YOUR GOAL
Scan the data beneath this task and copy each line that includes "Front".

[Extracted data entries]
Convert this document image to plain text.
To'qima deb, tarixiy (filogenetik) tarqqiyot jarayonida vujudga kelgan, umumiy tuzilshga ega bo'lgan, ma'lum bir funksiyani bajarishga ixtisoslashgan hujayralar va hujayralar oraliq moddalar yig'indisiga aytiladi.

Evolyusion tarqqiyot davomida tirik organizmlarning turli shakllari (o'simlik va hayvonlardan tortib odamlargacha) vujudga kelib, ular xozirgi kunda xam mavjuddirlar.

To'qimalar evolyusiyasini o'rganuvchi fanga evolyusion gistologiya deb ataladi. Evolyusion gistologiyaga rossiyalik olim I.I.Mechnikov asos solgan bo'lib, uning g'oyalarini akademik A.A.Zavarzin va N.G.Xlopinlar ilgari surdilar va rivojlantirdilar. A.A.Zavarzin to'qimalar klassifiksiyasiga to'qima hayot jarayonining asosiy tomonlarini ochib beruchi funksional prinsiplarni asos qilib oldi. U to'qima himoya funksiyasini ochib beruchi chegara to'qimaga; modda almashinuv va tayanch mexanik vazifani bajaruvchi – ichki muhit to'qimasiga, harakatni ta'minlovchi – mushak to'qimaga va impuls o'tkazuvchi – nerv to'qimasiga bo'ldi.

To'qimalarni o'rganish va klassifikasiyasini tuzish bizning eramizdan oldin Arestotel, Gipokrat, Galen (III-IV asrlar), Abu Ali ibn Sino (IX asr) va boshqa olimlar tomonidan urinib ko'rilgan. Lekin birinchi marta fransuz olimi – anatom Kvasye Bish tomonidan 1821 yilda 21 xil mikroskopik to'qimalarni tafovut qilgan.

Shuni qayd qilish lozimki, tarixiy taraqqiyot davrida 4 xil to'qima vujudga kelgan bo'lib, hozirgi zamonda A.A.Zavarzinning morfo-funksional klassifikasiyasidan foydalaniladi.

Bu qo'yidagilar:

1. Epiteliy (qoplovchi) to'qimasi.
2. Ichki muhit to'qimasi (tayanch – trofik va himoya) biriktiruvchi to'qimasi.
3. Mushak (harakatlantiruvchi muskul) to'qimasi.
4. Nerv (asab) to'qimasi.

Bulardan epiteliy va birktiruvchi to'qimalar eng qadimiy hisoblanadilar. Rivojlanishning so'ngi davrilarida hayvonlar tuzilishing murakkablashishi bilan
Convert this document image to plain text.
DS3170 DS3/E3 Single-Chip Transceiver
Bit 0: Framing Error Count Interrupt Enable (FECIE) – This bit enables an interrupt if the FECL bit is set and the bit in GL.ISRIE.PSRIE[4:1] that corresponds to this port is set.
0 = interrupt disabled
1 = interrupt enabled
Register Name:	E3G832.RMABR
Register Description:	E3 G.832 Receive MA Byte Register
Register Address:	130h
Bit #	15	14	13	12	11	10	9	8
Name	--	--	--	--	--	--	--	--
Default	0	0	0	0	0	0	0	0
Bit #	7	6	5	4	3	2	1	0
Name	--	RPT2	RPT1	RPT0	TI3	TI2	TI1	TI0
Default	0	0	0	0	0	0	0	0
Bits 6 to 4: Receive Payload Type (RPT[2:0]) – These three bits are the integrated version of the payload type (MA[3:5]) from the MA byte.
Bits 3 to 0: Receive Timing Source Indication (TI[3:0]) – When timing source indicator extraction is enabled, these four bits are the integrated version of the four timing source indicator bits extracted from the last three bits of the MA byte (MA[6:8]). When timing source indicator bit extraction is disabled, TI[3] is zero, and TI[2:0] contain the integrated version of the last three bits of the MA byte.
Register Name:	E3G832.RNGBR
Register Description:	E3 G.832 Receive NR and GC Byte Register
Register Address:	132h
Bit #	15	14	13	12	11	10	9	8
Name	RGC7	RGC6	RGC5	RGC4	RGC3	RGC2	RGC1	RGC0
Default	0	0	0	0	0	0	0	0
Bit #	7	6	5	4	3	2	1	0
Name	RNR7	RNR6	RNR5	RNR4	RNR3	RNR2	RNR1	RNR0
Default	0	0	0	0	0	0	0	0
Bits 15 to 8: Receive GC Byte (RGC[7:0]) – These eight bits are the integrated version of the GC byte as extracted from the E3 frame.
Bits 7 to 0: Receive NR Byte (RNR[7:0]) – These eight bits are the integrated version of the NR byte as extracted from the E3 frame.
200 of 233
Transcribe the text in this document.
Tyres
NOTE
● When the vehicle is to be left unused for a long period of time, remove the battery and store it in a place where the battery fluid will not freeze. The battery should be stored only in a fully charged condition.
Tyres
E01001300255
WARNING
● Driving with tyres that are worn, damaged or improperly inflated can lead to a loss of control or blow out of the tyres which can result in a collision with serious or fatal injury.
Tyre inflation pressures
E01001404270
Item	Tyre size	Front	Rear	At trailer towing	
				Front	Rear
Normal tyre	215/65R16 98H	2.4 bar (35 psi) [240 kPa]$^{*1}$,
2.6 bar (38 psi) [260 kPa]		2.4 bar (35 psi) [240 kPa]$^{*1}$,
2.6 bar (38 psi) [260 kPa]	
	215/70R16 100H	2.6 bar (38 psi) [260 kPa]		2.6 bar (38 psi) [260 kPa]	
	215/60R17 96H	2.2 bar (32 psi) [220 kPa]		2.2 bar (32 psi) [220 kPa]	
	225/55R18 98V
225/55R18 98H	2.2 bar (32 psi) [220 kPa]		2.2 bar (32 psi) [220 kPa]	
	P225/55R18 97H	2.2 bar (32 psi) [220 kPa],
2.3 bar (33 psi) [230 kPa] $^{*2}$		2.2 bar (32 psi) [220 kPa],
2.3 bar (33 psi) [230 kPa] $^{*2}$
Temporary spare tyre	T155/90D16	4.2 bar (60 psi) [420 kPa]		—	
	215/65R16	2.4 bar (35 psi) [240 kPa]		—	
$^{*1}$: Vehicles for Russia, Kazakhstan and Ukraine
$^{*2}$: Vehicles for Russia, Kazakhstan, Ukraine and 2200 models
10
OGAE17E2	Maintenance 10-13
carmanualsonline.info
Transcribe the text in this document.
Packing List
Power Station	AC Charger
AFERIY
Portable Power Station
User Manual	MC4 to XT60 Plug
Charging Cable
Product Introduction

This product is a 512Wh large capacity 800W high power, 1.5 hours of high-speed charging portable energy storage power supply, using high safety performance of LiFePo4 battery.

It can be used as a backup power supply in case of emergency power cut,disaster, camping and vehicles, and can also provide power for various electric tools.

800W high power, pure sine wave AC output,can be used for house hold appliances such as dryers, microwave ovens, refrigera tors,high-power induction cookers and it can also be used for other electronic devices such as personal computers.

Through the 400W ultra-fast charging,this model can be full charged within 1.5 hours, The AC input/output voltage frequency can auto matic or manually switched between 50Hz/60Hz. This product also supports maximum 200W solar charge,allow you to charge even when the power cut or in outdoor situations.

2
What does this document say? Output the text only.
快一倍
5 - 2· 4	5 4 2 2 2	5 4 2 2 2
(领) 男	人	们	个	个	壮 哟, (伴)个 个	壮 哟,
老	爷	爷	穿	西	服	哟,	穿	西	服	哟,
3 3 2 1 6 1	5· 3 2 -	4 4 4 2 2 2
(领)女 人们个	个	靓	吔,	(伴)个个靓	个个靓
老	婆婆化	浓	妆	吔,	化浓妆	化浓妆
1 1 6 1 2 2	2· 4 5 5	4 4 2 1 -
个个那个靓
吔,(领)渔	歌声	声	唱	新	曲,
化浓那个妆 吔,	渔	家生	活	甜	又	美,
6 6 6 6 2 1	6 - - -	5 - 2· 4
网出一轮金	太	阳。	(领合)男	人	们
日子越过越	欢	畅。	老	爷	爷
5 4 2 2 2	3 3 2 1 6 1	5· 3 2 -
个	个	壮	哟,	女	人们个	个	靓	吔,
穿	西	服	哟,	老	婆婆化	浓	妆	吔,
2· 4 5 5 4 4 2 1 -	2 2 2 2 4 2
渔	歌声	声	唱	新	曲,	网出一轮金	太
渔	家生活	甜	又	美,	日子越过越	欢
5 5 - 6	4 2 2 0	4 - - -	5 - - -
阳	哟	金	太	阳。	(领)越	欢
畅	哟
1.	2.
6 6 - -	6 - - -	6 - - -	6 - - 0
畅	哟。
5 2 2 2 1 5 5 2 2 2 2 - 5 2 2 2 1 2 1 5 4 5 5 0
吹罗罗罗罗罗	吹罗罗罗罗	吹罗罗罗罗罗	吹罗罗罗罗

ANSWER TO THIS EXERCISE
Item	Tyre size	Front	Rear	At trailer towing	
				Front	Rear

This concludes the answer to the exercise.